* **What this task involves**
Extract the complete listing and output it unchanged.

* **Rows**
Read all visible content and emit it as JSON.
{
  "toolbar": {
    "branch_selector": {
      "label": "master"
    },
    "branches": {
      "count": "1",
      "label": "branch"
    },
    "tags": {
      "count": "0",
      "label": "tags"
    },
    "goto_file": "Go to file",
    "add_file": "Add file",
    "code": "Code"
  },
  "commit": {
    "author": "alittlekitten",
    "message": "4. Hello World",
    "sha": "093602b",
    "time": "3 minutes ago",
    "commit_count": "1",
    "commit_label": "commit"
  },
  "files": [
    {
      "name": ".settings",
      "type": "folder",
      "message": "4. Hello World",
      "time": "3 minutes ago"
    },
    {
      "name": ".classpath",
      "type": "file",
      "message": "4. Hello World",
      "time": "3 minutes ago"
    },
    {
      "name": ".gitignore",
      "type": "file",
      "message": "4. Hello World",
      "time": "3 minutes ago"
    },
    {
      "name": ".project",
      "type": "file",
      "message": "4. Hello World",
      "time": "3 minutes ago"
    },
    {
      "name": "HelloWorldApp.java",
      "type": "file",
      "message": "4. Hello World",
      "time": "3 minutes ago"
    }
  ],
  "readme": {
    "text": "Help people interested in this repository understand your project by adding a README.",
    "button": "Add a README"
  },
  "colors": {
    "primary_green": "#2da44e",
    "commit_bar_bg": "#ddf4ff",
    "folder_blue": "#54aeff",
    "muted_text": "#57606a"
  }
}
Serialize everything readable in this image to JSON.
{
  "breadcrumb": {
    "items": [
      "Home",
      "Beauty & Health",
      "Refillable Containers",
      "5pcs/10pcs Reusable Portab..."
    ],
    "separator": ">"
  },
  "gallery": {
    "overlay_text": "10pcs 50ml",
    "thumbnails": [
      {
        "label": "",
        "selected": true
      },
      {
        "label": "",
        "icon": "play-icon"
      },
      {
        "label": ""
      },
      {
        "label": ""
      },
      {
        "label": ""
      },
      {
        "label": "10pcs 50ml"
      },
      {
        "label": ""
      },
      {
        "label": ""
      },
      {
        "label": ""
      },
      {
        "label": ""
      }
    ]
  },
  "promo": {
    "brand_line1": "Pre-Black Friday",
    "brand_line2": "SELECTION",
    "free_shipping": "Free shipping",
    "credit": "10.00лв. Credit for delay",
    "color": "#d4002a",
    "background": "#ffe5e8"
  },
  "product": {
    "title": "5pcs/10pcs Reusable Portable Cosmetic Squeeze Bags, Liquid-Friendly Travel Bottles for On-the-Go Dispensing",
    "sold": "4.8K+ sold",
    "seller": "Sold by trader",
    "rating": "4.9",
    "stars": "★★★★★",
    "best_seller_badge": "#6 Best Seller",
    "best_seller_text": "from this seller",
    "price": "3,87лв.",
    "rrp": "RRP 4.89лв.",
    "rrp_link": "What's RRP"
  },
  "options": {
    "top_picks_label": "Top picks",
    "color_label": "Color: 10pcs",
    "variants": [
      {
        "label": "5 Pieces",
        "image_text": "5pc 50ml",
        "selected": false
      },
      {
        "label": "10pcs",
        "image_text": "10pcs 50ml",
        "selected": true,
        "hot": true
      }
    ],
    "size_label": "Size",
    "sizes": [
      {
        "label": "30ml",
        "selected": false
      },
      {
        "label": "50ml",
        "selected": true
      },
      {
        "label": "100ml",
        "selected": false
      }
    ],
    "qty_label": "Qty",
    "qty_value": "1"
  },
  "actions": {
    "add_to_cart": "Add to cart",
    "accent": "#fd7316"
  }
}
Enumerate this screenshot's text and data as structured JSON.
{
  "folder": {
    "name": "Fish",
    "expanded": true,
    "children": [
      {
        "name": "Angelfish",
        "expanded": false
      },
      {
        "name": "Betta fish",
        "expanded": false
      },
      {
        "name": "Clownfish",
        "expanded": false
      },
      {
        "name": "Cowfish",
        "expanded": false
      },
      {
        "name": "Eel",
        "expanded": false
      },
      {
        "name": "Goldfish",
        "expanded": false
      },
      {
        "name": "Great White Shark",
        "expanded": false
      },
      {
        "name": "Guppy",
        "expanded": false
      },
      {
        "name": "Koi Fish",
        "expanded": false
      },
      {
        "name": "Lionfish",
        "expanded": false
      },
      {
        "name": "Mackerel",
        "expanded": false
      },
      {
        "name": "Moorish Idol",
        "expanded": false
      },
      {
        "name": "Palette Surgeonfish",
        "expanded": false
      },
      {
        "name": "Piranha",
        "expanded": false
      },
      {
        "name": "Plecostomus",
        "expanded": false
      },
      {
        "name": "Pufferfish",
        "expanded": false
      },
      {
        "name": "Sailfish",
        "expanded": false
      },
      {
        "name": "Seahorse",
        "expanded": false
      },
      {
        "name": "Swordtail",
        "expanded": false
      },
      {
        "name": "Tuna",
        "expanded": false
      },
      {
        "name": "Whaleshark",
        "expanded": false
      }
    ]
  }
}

* **Solution for this problem**
Read all visible content and emit it as JSON.
{
  "toolbar": {
    "branch_selector": {
      "label": "master"
    },
    "branches": {
      "count": "1",
      "label": "branch"
    },
    "tags": {
      "count": "0",
      "label": "tags"
    },
    "goto_file": "Go to file",
    "add_file": "Add file",
    "code": "Code"
  },
  "commit": {
    "author": "alittlekitten",
    "message": "4. Hello World",
    "sha": "093602b",
    "time": "3 minutes ago",
    "commit_count": "1",
    "commit_label": "commit"
  },
  "files": [
    {
      "name": ".settings",
      "type": "folder",
      "message": "4. Hello World",
      "time": "3 minutes ago"
    },
    {
      "name": ".classpath",
      "type": "file",
      "message": "4. Hello World",
      "time": "3 minutes ago"
    },
    {
      "name": ".gitignore",
      "type": "file",
      "message": "4. Hello World",
      "time": "3 minutes ago"
    },
    {
      "name": ".project",
      "type": "file",
      "message": "4. Hello World",
      "time": "3 minutes ago"
    },
    {
      "name": "HelloWorldApp.java",
      "type": "file",
      "message": "4. Hello World",
      "time": "3 minutes ago"
    }
  ],
  "readme": {
    "text": "Help people interested in this repository understand your project by adding a README.",
    "button": "Add a README"
  },
  "colors": {
    "primary_green": "#2da44e",
    "commit_bar_bg": "#ddf4ff",
    "folder_blue": "#54aeff",
    "muted_text": "#57606a"
  }
}
Serialize everything readable in this image to JSON.
{
  "breadcrumb": {
    "items": [
      "Home",
      "Beauty & Health",
      "Refillable Containers",
      "5pcs/10pcs Reusable Portab..."
    ],
    "separator": ">"
  },
  "gallery": {
    "overlay_text": "10pcs 50ml",
    "thumbnails": [
      {
        "label": "",
        "selected": true
      },
      {
        "label": "",
        "icon": "play-icon"
      },
      {
        "label": ""
      },
      {
        "label": ""
      },
      {
        "label": ""
      },
      {
        "label": "10pcs 50ml"
      },
      {
        "label": ""
      },
      {
        "label": ""
      },
      {
        "label": ""
      },
      {
        "label": ""
      }
    ]
  },
  "promo": {
    "brand_line1": "Pre-Black Friday",
    "brand_line2": "SELECTION",
    "free_shipping": "Free shipping",
    "credit": "10.00лв. Credit for delay",
    "color": "#d4002a",
    "background": "#ffe5e8"
  },
  "product": {
    "title": "5pcs/10pcs Reusable Portable Cosmetic Squeeze Bags, Liquid-Friendly Travel Bottles for On-the-Go Dispensing",
    "sold": "4.8K+ sold",
    "seller": "Sold by trader",
    "rating": "4.9",
    "stars": "★★★★★",
    "best_seller_badge": "#6 Best Seller",
    "best_seller_text": "from this seller",
    "price": "3,87лв.",
    "rrp": "RRP 4.89лв.",
    "rrp_link": "What's RRP"
  },
  "options": {
    "top_picks_label": "Top picks",
    "color_label": "Color: 10pcs",
    "variants": [
      {
        "label": "5 Pieces",
        "image_text": "5pc 50ml",
        "selected": false
      },
      {
        "label": "10pcs",
        "image_text": "10pcs 50ml",
        "selected": true,
        "hot": true
      }
    ],
    "size_label": "Size",
    "sizes": [
      {
        "label": "30ml",
        "selected": false
      },
      {
        "label": "50ml",
        "selected": true
      },
      {
        "label": "100ml",
        "selected": false
      }
    ],
    "qty_label": "Qty",
    "qty_value": "1"
  },
  "actions": {
    "add_to_cart": "Add to cart",
    "accent": "#fd7316"
  }
}
Enumerate this screenshot's text and data as structured JSON.
{
  "folder": {
    "name": "Fish",
    "expanded": true,
    "children": [
      {
        "name": "Angelfish",
        "expanded": false
      },
      {
        "name": "Betta fish",
        "expanded": false
      },
      {
        "name": "Clownfish",
        "expanded": false
      },
      {
        "name": "Cowfish",
        "expanded": false
      },
      {
        "name": "Eel",
        "expanded": false
      },
      {
        "name": "Goldfish",
        "expanded": false
      },
      {
        "name": "Great White Shark",
        "expanded": false
      },
      {
        "name": "Guppy",
        "expanded": false
      },
      {
        "name": "Koi Fish",
        "expanded": false
      },
      {
        "name": "Lionfish",
        "expanded": false
      },
      {
        "name": "Mackerel",
        "expanded": false
      },
      {
        "name": "Moorish Idol",
        "expanded": false
      },
      {
        "name": "Palette Surgeonfish",
        "expanded": false
      },
      {
        "name": "Piranha",
        "expanded": false
      },
      {
        "name": "Plecostomus",
        "expanded": false
      },
      {
        "name": "Pufferfish",
        "expanded": false
      },
      {
        "name": "Sailfish",
        "expanded": false
      },
      {
        "name": "Seahorse",
        "expanded": false
      },
      {
        "name": "Swordtail",
        "expanded": false
      },
      {
        "name": "Tuna",
        "expanded": false
      },
      {
        "name": "Whaleshark",
        "expanded": false
      }
    ]
  }
}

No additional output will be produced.